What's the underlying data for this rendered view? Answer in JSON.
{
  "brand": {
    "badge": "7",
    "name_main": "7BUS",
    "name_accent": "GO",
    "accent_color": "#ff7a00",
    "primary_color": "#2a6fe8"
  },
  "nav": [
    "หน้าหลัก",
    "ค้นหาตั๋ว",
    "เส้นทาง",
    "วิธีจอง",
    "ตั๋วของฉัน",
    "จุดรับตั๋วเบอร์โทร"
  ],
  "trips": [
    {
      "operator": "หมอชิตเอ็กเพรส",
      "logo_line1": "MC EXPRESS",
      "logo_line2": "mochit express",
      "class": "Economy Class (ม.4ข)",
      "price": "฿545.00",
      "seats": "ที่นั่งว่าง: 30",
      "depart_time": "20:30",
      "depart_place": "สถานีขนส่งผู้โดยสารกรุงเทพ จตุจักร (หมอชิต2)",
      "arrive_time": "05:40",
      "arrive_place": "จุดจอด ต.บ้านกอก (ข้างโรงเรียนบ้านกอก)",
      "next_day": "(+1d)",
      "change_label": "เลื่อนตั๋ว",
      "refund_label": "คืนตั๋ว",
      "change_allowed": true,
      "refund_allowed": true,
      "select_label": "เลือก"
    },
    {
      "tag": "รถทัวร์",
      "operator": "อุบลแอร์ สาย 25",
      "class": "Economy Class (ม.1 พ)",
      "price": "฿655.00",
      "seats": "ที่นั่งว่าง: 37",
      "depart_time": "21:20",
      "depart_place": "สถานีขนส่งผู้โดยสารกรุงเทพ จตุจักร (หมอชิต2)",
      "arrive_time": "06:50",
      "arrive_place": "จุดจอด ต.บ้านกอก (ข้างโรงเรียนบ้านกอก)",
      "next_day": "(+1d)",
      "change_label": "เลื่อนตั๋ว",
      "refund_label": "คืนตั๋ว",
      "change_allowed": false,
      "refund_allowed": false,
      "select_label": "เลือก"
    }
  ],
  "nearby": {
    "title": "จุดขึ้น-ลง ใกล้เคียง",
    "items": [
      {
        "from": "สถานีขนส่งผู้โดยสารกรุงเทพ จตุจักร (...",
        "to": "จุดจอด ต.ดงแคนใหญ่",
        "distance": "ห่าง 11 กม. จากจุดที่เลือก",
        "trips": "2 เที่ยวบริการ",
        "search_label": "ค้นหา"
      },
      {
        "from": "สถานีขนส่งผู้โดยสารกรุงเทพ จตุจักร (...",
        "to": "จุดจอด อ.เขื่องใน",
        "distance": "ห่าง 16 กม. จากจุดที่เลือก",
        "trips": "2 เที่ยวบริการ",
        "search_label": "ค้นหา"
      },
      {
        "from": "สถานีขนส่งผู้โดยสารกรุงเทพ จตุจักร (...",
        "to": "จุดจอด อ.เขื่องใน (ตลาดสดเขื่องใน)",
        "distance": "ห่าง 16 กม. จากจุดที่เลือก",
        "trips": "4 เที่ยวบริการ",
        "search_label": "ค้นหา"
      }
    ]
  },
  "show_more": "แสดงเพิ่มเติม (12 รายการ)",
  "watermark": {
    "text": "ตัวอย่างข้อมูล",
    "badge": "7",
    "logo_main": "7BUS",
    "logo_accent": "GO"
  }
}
---+---
**WHAT THE EXERCISE ASKS:**
Isolate the lines that hold the word "trips" and copy all of them.

**EXERCISE RESPONSE:**
  "trips": [
        "trips": "2 เที่ยวบริการ",
        "trips": "2 เที่ยวบริการ",
        "trips": "4 เที่ยวบริการ",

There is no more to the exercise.